Task to carry out:
In the records below, find every line that contains "commended" and list it.
________________________
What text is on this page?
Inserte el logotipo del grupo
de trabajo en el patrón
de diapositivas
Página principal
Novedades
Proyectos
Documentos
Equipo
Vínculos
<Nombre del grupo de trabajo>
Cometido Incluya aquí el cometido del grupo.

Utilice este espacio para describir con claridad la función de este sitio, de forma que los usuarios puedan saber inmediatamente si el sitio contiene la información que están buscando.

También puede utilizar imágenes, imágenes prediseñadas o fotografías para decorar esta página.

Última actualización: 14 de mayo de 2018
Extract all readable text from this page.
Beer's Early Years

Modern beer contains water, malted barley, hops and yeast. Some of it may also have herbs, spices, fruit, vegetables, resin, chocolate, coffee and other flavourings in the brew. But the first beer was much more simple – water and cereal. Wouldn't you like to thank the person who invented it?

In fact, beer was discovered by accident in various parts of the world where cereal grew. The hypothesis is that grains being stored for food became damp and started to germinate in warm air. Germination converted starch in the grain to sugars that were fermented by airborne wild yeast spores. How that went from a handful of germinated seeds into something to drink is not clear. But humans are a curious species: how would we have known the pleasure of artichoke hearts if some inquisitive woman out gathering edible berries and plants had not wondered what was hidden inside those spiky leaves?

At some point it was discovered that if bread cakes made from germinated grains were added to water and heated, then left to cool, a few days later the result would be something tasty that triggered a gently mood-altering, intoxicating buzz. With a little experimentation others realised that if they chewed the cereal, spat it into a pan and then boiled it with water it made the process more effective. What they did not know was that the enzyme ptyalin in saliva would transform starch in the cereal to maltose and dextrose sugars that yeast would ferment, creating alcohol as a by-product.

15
________________________
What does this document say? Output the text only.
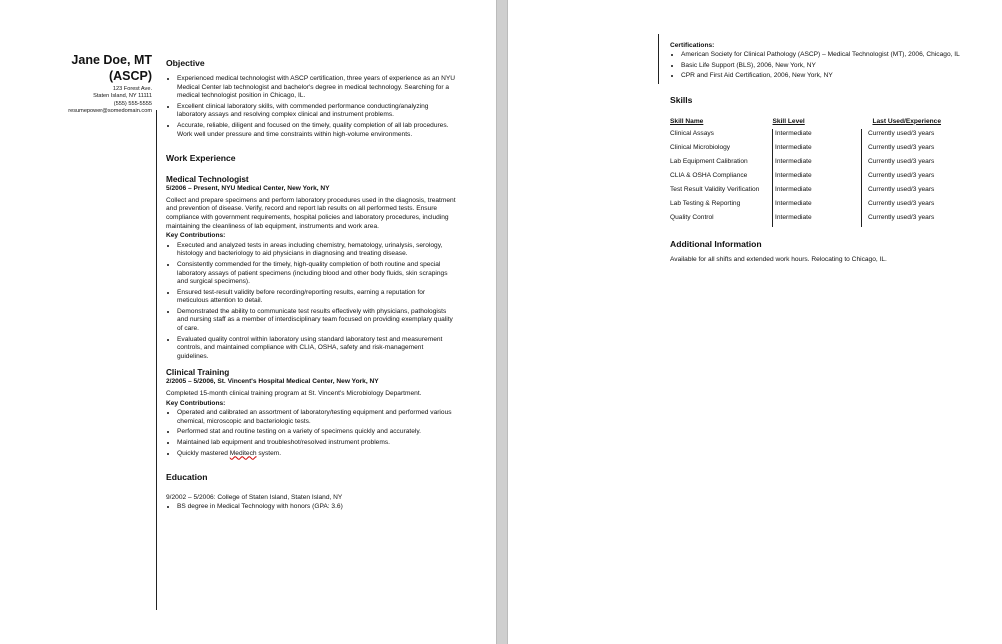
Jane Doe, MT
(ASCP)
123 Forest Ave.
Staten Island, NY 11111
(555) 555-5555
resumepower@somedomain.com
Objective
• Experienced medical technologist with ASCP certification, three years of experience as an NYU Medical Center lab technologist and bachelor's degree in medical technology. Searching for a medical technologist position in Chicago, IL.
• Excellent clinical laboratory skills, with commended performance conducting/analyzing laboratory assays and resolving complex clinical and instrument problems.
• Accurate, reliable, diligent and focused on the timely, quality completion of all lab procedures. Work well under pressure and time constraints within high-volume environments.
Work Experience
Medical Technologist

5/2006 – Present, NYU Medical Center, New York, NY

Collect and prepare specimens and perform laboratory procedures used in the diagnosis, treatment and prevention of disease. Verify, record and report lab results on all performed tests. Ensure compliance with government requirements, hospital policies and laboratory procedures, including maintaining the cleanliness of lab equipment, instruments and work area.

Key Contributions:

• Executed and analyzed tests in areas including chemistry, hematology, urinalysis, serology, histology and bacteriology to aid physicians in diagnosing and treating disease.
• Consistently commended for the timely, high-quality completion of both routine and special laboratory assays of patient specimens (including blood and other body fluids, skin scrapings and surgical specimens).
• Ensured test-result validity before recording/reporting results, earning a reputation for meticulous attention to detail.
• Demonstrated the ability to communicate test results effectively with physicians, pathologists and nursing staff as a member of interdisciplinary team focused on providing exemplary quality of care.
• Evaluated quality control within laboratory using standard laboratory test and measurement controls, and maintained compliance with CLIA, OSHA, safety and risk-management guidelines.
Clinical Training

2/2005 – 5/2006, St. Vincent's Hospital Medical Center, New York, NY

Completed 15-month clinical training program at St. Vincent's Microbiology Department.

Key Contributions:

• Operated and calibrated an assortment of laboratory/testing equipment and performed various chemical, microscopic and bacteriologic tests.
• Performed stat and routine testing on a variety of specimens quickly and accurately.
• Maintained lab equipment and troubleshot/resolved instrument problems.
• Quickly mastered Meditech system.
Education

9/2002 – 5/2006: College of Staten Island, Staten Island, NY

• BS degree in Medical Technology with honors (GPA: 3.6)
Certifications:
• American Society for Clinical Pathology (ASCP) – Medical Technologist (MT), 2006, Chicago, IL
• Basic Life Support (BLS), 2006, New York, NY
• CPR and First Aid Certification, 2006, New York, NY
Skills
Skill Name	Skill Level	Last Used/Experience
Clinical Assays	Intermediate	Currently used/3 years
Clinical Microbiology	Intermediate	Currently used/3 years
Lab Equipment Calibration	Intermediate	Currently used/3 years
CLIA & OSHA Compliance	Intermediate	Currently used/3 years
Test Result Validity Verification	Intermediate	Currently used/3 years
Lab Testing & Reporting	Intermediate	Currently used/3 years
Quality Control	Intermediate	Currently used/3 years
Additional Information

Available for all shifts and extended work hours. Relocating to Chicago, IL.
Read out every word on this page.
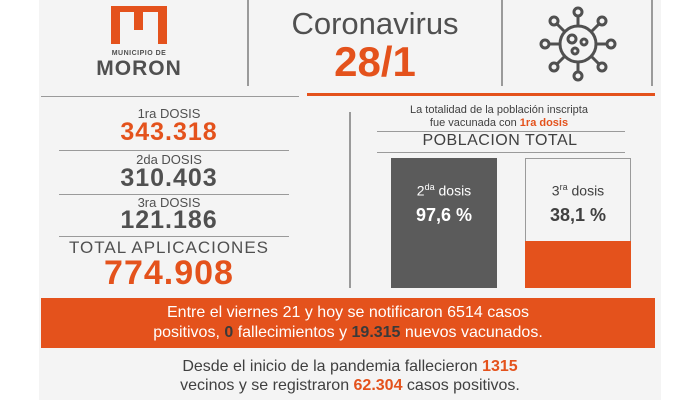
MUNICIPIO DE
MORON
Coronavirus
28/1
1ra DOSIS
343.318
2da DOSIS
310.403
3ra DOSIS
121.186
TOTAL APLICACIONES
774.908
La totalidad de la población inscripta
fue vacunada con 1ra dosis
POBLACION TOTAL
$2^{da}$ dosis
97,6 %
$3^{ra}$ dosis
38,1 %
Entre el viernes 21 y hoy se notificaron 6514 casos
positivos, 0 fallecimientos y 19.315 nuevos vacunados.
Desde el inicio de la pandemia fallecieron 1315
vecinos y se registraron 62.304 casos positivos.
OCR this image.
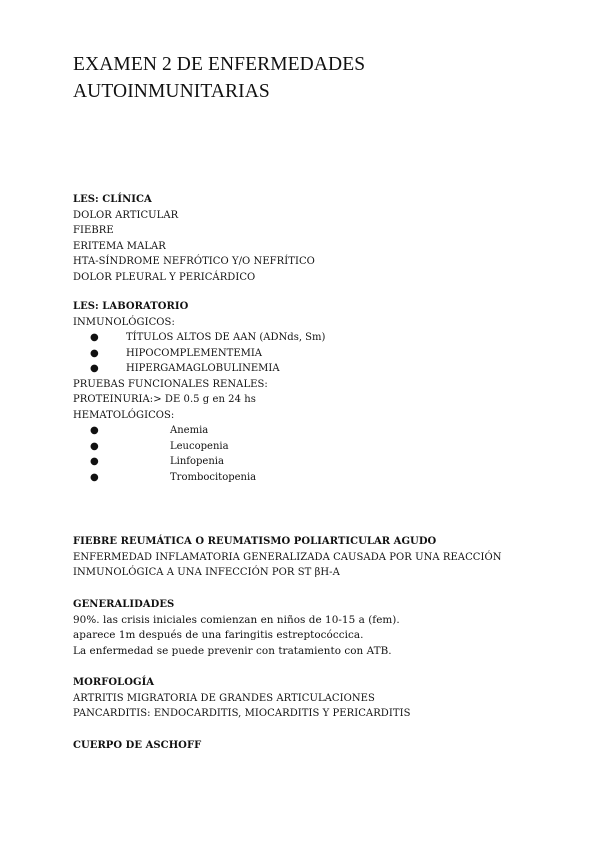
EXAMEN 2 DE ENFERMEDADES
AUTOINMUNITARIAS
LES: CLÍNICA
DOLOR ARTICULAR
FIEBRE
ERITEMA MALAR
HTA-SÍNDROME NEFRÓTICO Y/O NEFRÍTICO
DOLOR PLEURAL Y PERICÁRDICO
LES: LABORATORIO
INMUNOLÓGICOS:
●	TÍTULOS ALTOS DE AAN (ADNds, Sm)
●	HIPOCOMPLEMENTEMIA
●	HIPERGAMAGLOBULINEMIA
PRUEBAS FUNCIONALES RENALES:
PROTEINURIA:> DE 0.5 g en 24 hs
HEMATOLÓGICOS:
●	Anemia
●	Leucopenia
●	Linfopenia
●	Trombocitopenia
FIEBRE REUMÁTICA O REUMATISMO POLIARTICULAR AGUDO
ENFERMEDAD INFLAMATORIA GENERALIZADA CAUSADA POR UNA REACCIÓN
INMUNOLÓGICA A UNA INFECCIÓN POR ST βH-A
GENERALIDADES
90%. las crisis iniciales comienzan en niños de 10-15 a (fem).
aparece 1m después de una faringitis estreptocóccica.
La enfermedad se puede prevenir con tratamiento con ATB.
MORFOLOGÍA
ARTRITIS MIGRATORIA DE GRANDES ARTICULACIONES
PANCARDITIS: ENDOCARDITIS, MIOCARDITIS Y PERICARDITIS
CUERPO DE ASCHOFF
________________________
Expected answer:
• Excellent clinical laboratory skills, with commended performance conducting/analyzing laboratory assays and resolving complex clinical and instrument problems.
• Consistently commended for the timely, high-quality completion of both routine and special laboratory assays of patient specimens (including blood and other body fluids, skin scrapings and surgical specimens).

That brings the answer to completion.